* [GIVEN REQUEST]:
Find the word "content" in the listing; pull out each line holding it.

* [Stored data entries]:
════════
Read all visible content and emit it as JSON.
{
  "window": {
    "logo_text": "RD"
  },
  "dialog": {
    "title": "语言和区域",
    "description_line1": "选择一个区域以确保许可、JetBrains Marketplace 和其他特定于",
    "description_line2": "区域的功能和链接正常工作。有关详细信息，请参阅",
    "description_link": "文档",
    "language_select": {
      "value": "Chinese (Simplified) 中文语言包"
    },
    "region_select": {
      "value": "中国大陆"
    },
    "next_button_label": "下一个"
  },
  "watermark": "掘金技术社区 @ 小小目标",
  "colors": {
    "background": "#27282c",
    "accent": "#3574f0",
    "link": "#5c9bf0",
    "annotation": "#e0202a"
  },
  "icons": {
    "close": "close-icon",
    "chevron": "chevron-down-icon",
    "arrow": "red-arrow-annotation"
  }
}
════════
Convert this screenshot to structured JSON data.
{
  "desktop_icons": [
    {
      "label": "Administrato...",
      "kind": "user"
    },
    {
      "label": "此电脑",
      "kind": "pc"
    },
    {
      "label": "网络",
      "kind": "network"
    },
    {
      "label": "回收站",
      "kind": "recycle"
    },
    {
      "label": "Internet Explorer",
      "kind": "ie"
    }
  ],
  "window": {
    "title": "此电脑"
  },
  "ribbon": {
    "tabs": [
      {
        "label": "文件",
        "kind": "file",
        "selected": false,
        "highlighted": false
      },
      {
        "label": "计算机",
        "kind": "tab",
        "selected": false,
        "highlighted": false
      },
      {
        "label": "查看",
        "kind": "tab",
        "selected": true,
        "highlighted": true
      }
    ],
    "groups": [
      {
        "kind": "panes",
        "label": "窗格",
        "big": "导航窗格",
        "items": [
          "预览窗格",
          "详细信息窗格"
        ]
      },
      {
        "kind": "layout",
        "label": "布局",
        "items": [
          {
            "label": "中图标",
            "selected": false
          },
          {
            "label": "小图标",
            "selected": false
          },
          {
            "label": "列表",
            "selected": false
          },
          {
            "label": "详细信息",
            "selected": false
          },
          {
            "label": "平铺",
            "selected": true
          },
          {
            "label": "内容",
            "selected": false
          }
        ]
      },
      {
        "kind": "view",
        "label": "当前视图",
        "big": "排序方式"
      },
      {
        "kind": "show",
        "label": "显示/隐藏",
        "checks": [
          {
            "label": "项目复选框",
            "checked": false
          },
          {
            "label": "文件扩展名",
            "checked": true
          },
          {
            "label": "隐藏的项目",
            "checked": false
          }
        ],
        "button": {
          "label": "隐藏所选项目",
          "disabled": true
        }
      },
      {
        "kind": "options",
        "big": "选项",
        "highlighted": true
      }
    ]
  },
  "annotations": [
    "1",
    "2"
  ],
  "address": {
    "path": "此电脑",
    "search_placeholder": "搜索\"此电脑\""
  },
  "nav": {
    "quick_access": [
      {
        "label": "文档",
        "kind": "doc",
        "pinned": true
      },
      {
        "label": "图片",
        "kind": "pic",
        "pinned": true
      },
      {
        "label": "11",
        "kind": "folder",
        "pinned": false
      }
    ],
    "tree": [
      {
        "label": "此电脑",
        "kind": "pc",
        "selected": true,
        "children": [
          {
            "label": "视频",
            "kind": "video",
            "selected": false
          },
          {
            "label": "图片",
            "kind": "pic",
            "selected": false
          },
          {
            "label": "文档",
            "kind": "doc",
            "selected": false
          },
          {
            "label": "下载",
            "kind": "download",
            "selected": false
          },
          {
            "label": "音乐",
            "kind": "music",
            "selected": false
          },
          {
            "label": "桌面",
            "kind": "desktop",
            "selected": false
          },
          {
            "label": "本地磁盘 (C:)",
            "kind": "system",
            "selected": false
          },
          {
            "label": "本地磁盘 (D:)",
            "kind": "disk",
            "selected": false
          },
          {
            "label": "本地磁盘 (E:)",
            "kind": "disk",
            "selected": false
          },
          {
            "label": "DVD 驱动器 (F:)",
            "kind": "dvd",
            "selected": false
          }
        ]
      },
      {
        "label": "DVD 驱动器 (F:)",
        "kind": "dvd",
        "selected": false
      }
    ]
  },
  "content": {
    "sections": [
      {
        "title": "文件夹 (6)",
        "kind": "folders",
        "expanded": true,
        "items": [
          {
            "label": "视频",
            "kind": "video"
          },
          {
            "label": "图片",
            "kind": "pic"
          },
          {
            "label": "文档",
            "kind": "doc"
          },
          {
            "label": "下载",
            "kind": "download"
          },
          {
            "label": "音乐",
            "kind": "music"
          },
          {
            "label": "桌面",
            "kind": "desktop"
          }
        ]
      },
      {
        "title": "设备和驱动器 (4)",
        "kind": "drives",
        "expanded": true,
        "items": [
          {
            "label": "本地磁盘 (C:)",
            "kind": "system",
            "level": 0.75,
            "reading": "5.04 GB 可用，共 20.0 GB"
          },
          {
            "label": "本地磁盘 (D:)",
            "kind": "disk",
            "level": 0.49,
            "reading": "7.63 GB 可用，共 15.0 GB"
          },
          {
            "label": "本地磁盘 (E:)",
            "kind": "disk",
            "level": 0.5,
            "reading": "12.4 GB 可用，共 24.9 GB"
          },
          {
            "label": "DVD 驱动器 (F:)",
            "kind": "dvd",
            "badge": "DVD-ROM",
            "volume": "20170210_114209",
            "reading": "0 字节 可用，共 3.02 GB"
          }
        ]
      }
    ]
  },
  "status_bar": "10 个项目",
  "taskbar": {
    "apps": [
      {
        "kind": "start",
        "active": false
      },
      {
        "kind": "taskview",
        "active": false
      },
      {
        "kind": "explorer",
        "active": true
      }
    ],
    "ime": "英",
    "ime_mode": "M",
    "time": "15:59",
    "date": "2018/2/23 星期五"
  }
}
════════
* [EXERCISE RESULT]:
Read all visible content and emit it as JSON.
  "content": {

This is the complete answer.